++++ PROVIDED RECORDS ++++
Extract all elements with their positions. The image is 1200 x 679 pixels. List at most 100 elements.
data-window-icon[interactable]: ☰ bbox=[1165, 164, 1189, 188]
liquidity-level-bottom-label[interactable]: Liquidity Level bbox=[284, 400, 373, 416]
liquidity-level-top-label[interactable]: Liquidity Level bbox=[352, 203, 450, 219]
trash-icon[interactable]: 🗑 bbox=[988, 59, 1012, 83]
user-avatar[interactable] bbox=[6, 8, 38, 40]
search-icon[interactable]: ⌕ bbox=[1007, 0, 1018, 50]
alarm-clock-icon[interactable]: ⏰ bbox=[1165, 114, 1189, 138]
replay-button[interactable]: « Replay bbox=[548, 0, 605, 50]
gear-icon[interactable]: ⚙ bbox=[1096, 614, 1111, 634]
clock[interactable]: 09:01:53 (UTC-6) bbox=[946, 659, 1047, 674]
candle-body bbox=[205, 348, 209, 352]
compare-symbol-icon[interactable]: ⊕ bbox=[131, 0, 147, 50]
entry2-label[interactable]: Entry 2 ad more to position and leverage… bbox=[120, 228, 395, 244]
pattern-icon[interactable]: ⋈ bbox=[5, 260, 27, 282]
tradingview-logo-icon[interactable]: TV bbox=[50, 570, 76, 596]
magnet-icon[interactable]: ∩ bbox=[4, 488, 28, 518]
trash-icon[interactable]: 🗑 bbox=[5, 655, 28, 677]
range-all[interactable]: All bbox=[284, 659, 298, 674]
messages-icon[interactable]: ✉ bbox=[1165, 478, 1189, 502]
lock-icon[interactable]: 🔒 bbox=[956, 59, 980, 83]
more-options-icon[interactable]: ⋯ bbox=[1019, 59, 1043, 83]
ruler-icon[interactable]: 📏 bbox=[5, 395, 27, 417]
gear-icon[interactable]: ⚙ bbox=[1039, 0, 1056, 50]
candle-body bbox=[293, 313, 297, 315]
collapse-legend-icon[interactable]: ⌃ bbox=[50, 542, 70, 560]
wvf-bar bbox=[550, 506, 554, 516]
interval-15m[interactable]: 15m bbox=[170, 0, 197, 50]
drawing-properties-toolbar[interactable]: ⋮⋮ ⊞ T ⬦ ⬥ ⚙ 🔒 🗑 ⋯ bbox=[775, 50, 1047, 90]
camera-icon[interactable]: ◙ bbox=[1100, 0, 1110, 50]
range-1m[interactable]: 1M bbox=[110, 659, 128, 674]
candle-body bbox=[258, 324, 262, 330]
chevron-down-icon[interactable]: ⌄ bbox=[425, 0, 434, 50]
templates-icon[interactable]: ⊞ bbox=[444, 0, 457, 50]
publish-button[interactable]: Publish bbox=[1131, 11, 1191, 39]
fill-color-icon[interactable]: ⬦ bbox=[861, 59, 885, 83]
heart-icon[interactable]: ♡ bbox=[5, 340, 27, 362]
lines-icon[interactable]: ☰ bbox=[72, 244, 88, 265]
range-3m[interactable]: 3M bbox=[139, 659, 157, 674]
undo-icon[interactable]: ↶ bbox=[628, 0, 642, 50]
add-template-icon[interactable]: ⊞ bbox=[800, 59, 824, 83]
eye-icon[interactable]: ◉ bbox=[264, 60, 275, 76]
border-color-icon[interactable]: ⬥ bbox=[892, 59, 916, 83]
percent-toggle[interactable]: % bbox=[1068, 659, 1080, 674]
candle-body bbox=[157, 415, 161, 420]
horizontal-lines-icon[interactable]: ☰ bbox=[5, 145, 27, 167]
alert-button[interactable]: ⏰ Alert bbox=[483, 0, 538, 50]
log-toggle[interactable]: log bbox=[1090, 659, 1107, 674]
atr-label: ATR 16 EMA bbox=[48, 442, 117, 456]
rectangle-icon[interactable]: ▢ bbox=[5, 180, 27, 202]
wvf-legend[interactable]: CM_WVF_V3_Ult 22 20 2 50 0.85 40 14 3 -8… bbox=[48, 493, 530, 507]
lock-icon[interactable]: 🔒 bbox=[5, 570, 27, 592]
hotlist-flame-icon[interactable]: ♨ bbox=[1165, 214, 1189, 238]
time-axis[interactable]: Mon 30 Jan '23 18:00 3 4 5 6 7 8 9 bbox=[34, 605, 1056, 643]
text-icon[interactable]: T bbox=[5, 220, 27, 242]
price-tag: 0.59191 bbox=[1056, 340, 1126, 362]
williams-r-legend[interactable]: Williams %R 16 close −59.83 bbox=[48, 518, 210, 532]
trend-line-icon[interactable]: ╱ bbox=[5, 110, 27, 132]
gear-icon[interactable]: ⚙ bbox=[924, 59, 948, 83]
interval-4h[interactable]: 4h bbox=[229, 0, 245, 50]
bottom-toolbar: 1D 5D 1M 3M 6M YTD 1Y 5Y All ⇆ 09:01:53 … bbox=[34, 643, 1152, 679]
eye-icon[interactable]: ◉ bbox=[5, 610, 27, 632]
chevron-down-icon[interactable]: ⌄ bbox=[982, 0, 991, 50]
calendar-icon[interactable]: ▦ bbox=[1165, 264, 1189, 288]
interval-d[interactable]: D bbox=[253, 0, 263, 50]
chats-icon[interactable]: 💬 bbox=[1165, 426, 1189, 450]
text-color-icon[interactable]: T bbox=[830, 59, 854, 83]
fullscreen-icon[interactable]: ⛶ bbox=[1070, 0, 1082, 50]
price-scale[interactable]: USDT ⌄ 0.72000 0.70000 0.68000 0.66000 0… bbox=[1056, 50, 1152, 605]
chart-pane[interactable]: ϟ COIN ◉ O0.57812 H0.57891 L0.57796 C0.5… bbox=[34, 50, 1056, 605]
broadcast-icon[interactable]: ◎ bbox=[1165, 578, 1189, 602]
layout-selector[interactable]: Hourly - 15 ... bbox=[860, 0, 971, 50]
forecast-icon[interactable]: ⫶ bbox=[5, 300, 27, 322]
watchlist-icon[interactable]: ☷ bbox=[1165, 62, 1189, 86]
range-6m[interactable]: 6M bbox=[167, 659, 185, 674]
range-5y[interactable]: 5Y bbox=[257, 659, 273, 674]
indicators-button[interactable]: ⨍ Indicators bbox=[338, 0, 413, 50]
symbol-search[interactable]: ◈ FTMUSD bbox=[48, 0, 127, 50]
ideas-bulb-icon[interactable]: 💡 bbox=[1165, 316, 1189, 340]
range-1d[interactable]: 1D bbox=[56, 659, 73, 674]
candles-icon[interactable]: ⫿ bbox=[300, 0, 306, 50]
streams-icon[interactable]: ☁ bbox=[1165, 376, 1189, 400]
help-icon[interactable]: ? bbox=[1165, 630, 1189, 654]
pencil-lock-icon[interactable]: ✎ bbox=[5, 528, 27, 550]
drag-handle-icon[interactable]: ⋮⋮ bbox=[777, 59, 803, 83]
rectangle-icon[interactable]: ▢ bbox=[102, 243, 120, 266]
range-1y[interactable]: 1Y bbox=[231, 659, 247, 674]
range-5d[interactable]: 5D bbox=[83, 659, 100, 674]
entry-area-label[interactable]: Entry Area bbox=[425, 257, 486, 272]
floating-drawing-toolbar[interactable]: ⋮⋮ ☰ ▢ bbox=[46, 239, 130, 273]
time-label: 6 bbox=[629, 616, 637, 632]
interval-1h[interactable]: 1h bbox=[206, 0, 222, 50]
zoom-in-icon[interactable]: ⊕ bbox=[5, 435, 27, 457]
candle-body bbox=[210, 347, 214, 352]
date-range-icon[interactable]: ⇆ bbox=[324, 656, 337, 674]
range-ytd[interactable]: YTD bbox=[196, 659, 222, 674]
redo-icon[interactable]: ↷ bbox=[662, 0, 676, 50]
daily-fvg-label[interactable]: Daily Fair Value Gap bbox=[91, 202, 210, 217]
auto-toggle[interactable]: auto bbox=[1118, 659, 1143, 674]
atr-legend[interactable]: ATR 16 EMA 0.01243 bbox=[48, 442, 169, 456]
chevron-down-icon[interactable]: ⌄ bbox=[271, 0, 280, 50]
++++
→ **EXERCISE INSTRUCTIONS**: Count the lines in the entries that contain the word "Liquidity", matching case exactly. Give only the number.

→ **PROBLEM SOLUTION**: 2